* **記述問題 1**:
広島カープに関する文書抜粋を読み、次の問いに答えること。
(a) カープが創設されたのは何年か。
(b) カープの正式社名は何か。
(c) 現在の株のうち、松田家が持つ割合は何%か。
---------- 文書抜粋 ----------
広島カープは、地元国会議員や新聞・電鉄の地元有力者が発起人となり1950年に創設されました。18年後の1968年に東洋工業(現マツダ)の第三代社長であった松田恒次氏がカープのオーナーを引き受けます。この方は自身の野球好きが講じてカープのオーナーになられたようで、東洋工業(現マツダ)は球団経営には関与しませんでした。この後、第四代社長である松田耕平氏の時にマツダの経営が悪化し、その責任を取り松田家はマツダから撤退します。
カープの正式社名は『株式会社広島東洋カープ』。東洋は東洋工業の名前が現在まで受け継がれています。現在の株は松田家が45%、マツダ関連会社が35%、球団関連会社が20%。これからもわかるようにカープは松田家の私有球団なのです。
プロ野球をビジネスモデルという観点からを見てみましょう。プロ野球は親会社により、鉄道系、新聞系、その他企業に分類することができます。鉄道系は阪神タイガース、西部ライオンズ、阪急ブレーブス、南海ホークス、近鉄バッファローズ、国鉄スワローズ。新聞系は読売ジャイアンツ、中日ドラゴンズ、毎日オリオンズ、産経アトムズ。その他企業として映画系で松竹ロビンズ、東映府ライアーズ、大映ユニオンズ。食品系には日本ハムファイターズ、ヤクルトスワローズ、千葉ロッテマリナーズ、ダイエーホークス、大洋ホエールズ。IT系にはソフトバンクホークス、楽天ゴールデンイーグルス、DeNAベイスターズ、オリックスバッファローズ等があります。プロ野球チームは、その時代の浮き沈みを反映し、カープ以外は皆な企業の広告塔です。12球団の内、カープだけが親会社の無い個人経営の会社なのです。
---------- 抽出情報 ----------
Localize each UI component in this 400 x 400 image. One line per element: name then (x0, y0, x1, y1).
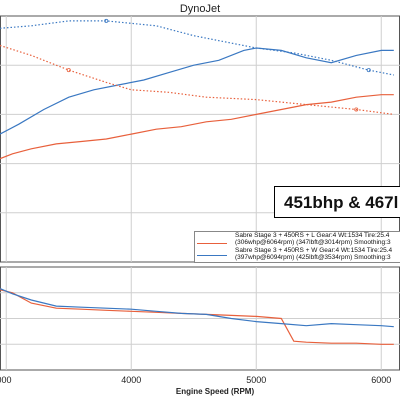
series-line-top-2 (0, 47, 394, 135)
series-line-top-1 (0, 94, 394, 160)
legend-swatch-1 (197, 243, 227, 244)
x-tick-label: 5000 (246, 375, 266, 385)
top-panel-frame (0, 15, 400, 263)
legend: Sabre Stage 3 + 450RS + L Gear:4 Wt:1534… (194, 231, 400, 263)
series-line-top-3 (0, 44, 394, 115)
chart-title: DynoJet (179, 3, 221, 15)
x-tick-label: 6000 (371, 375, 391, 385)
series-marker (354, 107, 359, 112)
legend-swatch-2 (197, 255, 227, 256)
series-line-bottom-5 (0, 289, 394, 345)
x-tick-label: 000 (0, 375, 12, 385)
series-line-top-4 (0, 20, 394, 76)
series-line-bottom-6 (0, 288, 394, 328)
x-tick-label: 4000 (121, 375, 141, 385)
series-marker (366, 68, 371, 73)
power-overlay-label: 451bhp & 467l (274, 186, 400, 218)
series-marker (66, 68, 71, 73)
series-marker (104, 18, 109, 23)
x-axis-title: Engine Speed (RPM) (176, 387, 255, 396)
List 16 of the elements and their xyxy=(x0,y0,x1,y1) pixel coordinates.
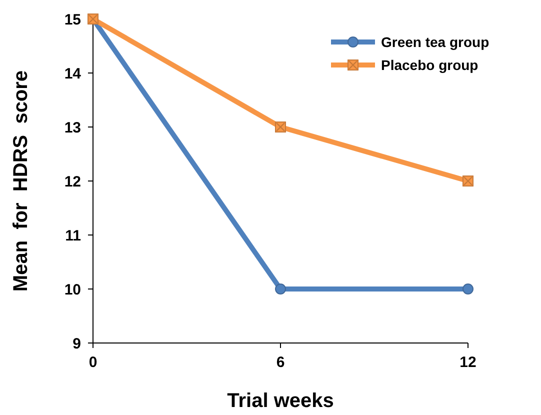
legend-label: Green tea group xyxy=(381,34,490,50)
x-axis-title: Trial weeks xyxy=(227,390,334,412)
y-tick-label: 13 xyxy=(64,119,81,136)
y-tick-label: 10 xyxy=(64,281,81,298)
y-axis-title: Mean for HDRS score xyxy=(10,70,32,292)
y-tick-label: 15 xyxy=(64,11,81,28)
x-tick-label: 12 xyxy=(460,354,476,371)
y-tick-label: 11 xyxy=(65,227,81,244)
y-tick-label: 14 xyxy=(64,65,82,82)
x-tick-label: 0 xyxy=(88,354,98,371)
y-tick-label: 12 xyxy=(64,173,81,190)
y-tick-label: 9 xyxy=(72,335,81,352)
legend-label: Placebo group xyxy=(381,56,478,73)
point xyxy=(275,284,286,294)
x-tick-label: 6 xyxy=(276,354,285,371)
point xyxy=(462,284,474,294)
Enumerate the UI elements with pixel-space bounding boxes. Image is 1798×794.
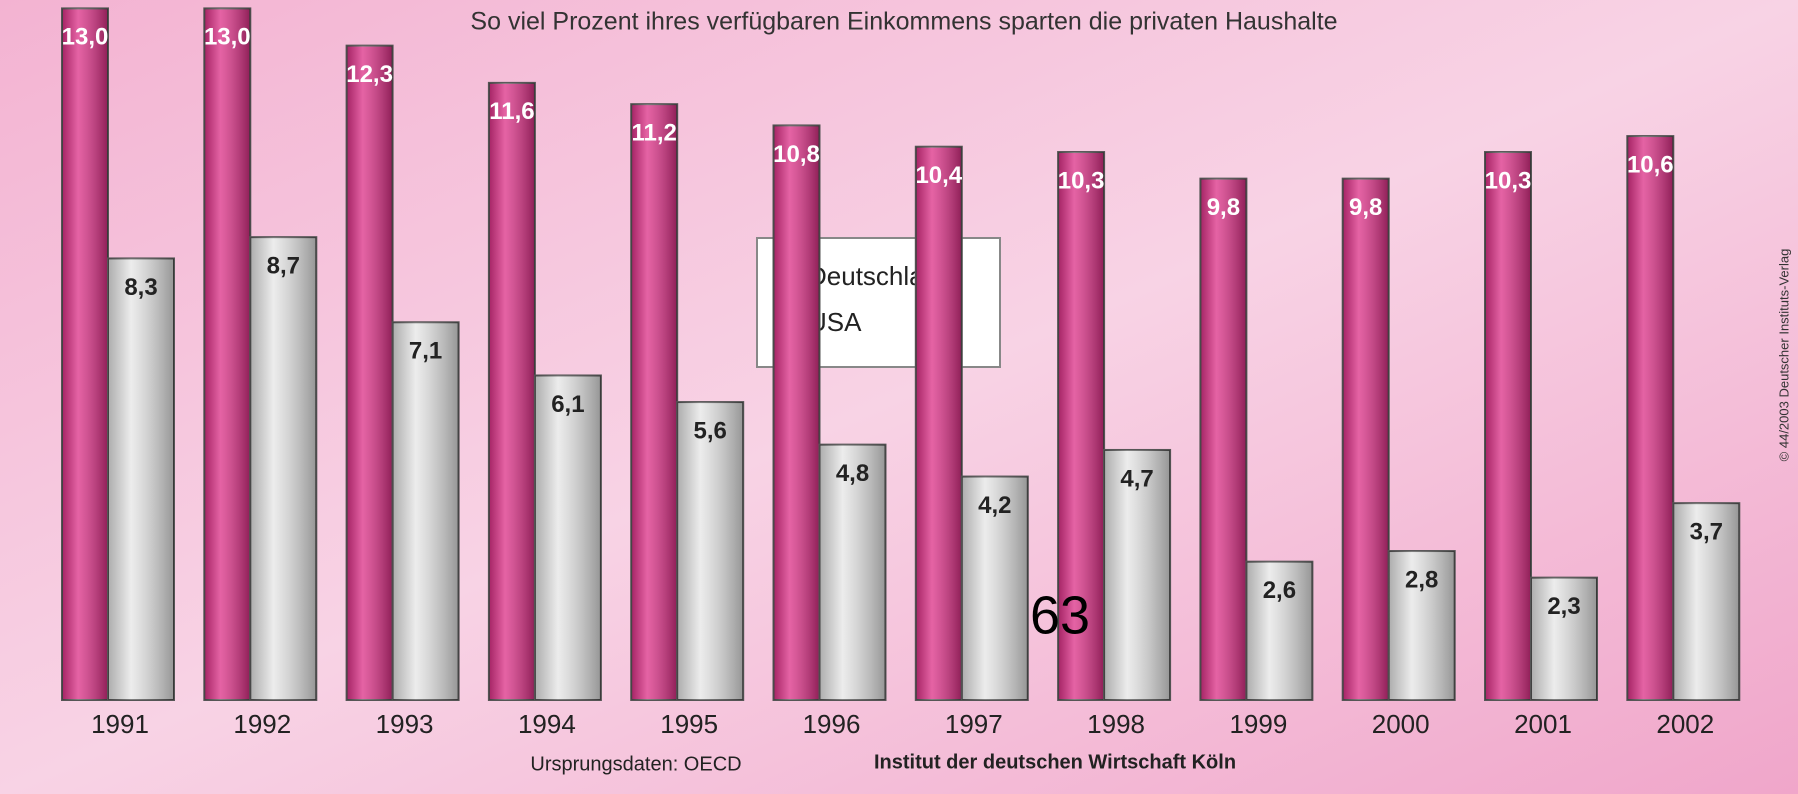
----------
---------- 抽出情報 ----------
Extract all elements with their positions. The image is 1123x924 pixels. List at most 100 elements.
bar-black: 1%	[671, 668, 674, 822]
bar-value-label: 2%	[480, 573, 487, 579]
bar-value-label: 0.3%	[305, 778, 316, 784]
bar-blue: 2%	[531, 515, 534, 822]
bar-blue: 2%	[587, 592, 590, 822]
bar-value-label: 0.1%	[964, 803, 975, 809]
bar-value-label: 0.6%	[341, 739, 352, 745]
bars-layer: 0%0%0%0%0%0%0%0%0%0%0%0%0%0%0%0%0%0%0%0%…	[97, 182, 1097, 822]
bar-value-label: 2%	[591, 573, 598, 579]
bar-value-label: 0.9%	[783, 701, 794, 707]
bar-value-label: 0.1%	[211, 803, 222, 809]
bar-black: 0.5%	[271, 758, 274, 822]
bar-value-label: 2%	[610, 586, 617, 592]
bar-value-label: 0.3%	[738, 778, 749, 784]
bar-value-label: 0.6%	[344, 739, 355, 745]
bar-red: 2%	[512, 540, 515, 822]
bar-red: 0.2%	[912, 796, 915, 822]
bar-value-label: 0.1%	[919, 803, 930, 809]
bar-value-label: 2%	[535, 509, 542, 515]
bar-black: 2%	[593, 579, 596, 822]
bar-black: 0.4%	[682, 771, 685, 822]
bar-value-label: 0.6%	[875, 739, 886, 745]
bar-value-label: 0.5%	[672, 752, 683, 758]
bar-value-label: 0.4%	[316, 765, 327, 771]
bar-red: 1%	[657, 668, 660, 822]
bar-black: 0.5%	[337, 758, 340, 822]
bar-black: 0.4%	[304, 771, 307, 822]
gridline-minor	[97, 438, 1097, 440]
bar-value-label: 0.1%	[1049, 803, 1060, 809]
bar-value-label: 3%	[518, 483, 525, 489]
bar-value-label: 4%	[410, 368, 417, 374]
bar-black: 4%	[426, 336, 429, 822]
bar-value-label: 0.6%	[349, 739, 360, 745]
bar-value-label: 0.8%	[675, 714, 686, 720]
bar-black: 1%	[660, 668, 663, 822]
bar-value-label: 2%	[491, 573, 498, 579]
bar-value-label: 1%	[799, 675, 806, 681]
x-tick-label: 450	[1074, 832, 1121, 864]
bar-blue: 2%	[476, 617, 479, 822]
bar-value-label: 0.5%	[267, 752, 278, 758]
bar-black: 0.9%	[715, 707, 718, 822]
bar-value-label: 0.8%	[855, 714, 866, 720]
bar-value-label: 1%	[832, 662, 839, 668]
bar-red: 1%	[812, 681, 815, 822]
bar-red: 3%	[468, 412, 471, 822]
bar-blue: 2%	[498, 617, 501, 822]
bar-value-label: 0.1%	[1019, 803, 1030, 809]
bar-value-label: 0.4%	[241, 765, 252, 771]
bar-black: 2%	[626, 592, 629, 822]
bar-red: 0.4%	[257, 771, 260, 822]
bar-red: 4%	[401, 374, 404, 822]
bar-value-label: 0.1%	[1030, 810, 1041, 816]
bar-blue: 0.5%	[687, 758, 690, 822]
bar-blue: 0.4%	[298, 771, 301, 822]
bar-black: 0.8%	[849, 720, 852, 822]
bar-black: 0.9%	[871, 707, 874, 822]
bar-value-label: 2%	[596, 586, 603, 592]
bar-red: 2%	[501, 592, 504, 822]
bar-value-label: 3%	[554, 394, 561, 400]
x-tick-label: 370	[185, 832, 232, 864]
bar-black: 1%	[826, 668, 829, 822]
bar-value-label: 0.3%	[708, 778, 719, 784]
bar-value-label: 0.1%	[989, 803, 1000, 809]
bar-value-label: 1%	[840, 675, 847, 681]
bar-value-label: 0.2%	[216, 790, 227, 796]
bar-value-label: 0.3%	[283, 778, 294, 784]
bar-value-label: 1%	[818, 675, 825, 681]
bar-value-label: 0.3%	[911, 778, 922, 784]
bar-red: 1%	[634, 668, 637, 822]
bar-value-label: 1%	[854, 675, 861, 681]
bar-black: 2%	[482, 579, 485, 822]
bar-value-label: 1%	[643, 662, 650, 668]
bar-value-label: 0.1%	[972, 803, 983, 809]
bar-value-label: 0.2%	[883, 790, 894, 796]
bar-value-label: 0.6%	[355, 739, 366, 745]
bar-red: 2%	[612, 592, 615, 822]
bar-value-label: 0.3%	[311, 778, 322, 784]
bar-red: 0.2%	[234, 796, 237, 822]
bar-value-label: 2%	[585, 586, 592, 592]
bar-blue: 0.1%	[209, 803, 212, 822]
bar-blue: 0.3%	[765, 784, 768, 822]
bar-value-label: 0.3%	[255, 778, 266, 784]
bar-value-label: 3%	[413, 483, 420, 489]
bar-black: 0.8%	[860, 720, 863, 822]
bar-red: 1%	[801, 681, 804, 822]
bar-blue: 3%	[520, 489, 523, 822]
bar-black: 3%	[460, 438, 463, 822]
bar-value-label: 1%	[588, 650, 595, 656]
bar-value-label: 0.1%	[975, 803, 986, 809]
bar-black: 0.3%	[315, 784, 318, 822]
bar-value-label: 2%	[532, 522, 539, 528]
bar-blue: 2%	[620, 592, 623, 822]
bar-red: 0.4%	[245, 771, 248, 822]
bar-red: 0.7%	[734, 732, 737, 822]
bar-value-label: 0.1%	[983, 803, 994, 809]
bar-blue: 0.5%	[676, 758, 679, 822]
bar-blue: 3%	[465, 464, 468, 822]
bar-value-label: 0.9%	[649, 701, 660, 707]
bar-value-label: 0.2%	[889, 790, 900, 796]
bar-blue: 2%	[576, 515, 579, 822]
----------
---------- 抽出情報 ----------
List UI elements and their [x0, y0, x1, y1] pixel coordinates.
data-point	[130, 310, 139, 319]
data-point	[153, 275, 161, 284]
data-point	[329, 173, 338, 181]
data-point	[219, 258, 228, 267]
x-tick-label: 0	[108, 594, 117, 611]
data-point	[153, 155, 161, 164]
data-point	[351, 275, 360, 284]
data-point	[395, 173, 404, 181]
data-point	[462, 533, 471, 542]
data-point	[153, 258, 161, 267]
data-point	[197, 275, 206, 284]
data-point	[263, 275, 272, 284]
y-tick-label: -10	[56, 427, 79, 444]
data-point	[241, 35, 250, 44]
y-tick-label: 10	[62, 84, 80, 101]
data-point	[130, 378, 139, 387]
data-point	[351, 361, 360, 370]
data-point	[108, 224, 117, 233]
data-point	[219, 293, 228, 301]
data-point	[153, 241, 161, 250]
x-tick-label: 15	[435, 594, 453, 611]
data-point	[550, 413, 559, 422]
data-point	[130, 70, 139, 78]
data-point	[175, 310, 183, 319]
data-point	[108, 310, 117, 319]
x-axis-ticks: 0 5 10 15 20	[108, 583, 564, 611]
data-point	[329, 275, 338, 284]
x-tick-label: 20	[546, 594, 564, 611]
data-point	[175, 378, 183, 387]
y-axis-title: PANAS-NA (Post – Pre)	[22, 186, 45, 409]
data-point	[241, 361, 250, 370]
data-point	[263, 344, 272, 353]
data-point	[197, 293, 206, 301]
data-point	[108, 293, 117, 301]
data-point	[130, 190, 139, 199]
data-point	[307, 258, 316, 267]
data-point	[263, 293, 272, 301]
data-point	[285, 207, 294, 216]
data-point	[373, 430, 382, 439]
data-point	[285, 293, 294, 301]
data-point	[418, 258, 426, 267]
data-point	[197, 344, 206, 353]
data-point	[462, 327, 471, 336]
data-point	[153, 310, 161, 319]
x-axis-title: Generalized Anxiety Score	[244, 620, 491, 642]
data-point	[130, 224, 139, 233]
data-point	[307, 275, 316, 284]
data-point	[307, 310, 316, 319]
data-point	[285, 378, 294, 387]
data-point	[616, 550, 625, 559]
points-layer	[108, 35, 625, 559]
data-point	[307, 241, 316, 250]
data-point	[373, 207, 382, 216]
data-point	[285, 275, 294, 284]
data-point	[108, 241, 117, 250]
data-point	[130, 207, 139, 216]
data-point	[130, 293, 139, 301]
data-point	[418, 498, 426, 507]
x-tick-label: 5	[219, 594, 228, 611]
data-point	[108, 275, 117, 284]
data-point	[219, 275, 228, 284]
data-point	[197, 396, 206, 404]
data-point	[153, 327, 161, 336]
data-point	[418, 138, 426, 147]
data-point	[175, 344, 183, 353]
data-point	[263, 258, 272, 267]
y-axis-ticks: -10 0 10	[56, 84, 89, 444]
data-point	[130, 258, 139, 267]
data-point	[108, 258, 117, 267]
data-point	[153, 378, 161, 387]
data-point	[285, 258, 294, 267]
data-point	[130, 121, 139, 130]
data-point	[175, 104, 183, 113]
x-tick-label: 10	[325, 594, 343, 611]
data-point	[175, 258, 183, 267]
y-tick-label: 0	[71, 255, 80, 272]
----------
* **記述問題 2**: 抽出情報の行のうち、「Extract all elements」を含む行から「617, 501, 822]」を含む行までを、「bar-black」を「bar-dark」に置き換えて書き直すこと。ほかはそのままにし、その範囲の行だけを示す。

* **解答全文 1**:
(a) 1950年
(b) 株式会社広島東洋カープ
(c) 45%

* **解答全文 2**:
Extract all elements with their positions. The image is 1123x924 pixels. List at most 100 elements.
bar-dark: 1%	[671, 668, 674, 822]
bar-value-label: 2%	[480, 573, 487, 579]
bar-value-label: 0.3%	[305, 778, 316, 784]
bar-blue: 2%	[531, 515, 534, 822]
bar-blue: 2%	[587, 592, 590, 822]
bar-value-label: 0.1%	[964, 803, 975, 809]
bar-value-label: 0.6%	[341, 739, 352, 745]
bars-layer: 0%0%0%0%0%0%0%0%0%0%0%0%0%0%0%0%0%0%0%0%…	[97, 182, 1097, 822]
bar-value-label: 2%	[591, 573, 598, 579]
bar-value-label: 0.9%	[783, 701, 794, 707]
bar-value-label: 0.1%	[211, 803, 222, 809]
bar-dark: 0.5%	[271, 758, 274, 822]
bar-value-label: 2%	[610, 586, 617, 592]
bar-value-label: 0.3%	[738, 778, 749, 784]
bar-value-label: 0.6%	[344, 739, 355, 745]
bar-red: 2%	[512, 540, 515, 822]
bar-red: 0.2%	[912, 796, 915, 822]
bar-value-label: 0.1%	[919, 803, 930, 809]
bar-value-label: 2%	[535, 509, 542, 515]
bar-dark: 2%	[593, 579, 596, 822]
bar-dark: 0.4%	[682, 771, 685, 822]
bar-value-label: 0.6%	[875, 739, 886, 745]
bar-value-label: 0.5%	[672, 752, 683, 758]
bar-value-label: 0.4%	[316, 765, 327, 771]
bar-red: 1%	[657, 668, 660, 822]
bar-dark: 0.5%	[337, 758, 340, 822]
bar-dark: 0.4%	[304, 771, 307, 822]
gridline-minor	[97, 438, 1097, 440]
bar-value-label: 0.1%	[1049, 803, 1060, 809]
bar-value-label: 3%	[518, 483, 525, 489]
bar-value-label: 4%	[410, 368, 417, 374]
bar-dark: 4%	[426, 336, 429, 822]
bar-value-label: 0.6%	[349, 739, 360, 745]
bar-value-label: 0.8%	[675, 714, 686, 720]
bar-dark: 1%	[660, 668, 663, 822]
bar-value-label: 2%	[491, 573, 498, 579]
bar-value-label: 1%	[799, 675, 806, 681]
x-tick-label: 450	[1074, 832, 1121, 864]
bar-blue: 2%	[476, 617, 479, 822]
bar-value-label: 0.5%	[267, 752, 278, 758]
bar-dark: 0.9%	[715, 707, 718, 822]
bar-value-label: 0.8%	[855, 714, 866, 720]
bar-value-label: 1%	[832, 662, 839, 668]
bar-red: 1%	[812, 681, 815, 822]
bar-red: 3%	[468, 412, 471, 822]
bar-blue: 2%	[498, 617, 501, 822]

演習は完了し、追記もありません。